Dataset listings of figures
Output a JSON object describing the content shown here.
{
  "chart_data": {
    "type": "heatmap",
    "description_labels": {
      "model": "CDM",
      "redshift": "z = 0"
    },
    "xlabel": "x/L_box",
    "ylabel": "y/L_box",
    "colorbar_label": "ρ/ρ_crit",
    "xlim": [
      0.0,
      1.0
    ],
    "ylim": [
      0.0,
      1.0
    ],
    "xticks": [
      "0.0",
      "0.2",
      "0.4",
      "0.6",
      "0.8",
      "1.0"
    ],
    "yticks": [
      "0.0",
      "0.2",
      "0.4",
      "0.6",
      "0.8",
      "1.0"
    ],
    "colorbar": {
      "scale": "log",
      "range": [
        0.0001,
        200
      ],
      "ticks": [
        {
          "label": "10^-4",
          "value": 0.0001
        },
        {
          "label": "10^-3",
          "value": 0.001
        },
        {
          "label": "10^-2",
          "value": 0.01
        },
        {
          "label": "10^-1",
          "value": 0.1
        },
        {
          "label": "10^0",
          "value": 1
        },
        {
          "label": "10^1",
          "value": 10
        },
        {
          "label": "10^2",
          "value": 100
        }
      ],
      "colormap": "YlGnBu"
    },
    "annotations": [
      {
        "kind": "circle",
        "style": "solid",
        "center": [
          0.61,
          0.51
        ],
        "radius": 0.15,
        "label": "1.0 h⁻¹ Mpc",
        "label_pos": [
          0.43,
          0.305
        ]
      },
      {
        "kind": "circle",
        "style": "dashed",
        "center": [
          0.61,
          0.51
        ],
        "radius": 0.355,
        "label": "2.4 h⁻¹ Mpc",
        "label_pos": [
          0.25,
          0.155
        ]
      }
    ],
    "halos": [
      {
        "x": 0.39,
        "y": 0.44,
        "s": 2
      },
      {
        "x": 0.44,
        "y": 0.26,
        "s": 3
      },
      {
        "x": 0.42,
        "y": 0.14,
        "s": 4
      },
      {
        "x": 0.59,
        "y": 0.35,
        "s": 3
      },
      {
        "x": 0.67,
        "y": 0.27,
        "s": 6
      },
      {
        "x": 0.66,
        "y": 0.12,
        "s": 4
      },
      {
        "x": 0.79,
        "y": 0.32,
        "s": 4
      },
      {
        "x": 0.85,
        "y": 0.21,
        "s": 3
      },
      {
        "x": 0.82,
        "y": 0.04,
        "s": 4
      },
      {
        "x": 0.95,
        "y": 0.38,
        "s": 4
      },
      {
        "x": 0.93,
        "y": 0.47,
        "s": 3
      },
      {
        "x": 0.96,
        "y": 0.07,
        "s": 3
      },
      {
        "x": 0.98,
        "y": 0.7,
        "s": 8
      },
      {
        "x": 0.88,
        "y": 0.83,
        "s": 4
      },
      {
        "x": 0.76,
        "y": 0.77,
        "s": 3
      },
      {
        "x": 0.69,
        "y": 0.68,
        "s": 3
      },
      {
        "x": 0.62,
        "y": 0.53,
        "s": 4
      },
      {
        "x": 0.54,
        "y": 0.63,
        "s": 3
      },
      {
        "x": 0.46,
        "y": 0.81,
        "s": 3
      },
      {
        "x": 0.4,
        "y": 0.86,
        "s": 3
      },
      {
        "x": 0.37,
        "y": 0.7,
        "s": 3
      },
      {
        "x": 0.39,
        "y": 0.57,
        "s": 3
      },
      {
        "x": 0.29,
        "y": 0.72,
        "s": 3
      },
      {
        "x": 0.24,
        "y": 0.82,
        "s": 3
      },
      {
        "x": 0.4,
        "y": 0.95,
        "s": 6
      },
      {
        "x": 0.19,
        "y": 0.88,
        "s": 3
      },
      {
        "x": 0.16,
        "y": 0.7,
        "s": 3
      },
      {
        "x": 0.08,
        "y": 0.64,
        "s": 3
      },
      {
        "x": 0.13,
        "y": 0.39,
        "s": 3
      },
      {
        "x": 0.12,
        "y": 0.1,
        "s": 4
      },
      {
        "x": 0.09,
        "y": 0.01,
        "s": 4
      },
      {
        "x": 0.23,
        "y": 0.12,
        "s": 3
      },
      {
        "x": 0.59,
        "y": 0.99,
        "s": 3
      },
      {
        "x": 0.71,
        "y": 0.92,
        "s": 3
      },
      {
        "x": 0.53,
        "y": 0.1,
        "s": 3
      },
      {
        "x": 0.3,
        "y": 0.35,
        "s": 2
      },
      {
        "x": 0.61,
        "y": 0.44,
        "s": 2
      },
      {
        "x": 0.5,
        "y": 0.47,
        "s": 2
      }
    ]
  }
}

▶ [Task details]: Emit the records above again, exactly, with no line skipped.

▶ [Written answer]:
Output a JSON object describing the content shown here.
{
  "chart_data": {
    "type": "heatmap",
    "description_labels": {
      "model": "CDM",
      "redshift": "z = 0"
    },
    "xlabel": "x/L_box",
    "ylabel": "y/L_box",
    "colorbar_label": "ρ/ρ_crit",
    "xlim": [
      0.0,
      1.0
    ],
    "ylim": [
      0.0,
      1.0
    ],
    "xticks": [
      "0.0",
      "0.2",
      "0.4",
      "0.6",
      "0.8",
      "1.0"
    ],
    "yticks": [
      "0.0",
      "0.2",
      "0.4",
      "0.6",
      "0.8",
      "1.0"
    ],
    "colorbar": {
      "scale": "log",
      "range": [
        0.0001,
        200
      ],
      "ticks": [
        {
          "label": "10^-4",
          "value": 0.0001
        },
        {
          "label": "10^-3",
          "value": 0.001
        },
        {
          "label": "10^-2",
          "value": 0.01
        },
        {
          "label": "10^-1",
          "value": 0.1
        },
        {
          "label": "10^0",
          "value": 1
        },
        {
          "label": "10^1",
          "value": 10
        },
        {
          "label": "10^2",
          "value": 100
        }
      ],
      "colormap": "YlGnBu"
    },
    "annotations": [
      {
        "kind": "circle",
        "style": "solid",
        "center": [
          0.61,
          0.51
        ],
        "radius": 0.15,
        "label": "1.0 h⁻¹ Mpc",
        "label_pos": [
          0.43,
          0.305
        ]
      },
      {
        "kind": "circle",
        "style": "dashed",
        "center": [
          0.61,
          0.51
        ],
        "radius": 0.355,
        "label": "2.4 h⁻¹ Mpc",
        "label_pos": [
          0.25,
          0.155
        ]
      }
    ],
    "halos": [
      {
        "x": 0.39,
        "y": 0.44,
        "s": 2
      },
      {
        "x": 0.44,
        "y": 0.26,
        "s": 3
      },
      {
        "x": 0.42,
        "y": 0.14,
        "s": 4
      },
      {
        "x": 0.59,
        "y": 0.35,
        "s": 3
      },
      {
        "x": 0.67,
        "y": 0.27,
        "s": 6
      },
      {
        "x": 0.66,
        "y": 0.12,
        "s": 4
      },
      {
        "x": 0.79,
        "y": 0.32,
        "s": 4
      },
      {
        "x": 0.85,
        "y": 0.21,
        "s": 3
      },
      {
        "x": 0.82,
        "y": 0.04,
        "s": 4
      },
      {
        "x": 0.95,
        "y": 0.38,
        "s": 4
      },
      {
        "x": 0.93,
        "y": 0.47,
        "s": 3
      },
      {
        "x": 0.96,
        "y": 0.07,
        "s": 3
      },
      {
        "x": 0.98,
        "y": 0.7,
        "s": 8
      },
      {
        "x": 0.88,
        "y": 0.83,
        "s": 4
      },
      {
        "x": 0.76,
        "y": 0.77,
        "s": 3
      },
      {
        "x": 0.69,
        "y": 0.68,
        "s": 3
      },
      {
        "x": 0.62,
        "y": 0.53,
        "s": 4
      },
      {
        "x": 0.54,
        "y": 0.63,
        "s": 3
      },
      {
        "x": 0.46,
        "y": 0.81,
        "s": 3
      },
      {
        "x": 0.4,
        "y": 0.86,
        "s": 3
      },
      {
        "x": 0.37,
        "y": 0.7,
        "s": 3
      },
      {
        "x": 0.39,
        "y": 0.57,
        "s": 3
      },
      {
        "x": 0.29,
        "y": 0.72,
        "s": 3
      },
      {
        "x": 0.24,
        "y": 0.82,
        "s": 3
      },
      {
        "x": 0.4,
        "y": 0.95,
        "s": 6
      },
      {
        "x": 0.19,
        "y": 0.88,
        "s": 3
      },
      {
        "x": 0.16,
        "y": 0.7,
        "s": 3
      },
      {
        "x": 0.08,
        "y": 0.64,
        "s": 3
      },
      {
        "x": 0.13,
        "y": 0.39,
        "s": 3
      },
      {
        "x": 0.12,
        "y": 0.1,
        "s": 4
      },
      {
        "x": 0.09,
        "y": 0.01,
        "s": 4
      },
      {
        "x": 0.23,
        "y": 0.12,
        "s": 3
      },
      {
        "x": 0.59,
        "y": 0.99,
        "s": 3
      },
      {
        "x": 0.71,
        "y": 0.92,
        "s": 3
      },
      {
        "x": 0.53,
        "y": 0.1,
        "s": 3
      },
      {
        "x": 0.3,
        "y": 0.35,
        "s": 2
      },
      {
        "x": 0.61,
        "y": 0.44,
        "s": 2
      },
      {
        "x": 0.5,
        "y": 0.47,
        "s": 2
      }
    ]
  }
}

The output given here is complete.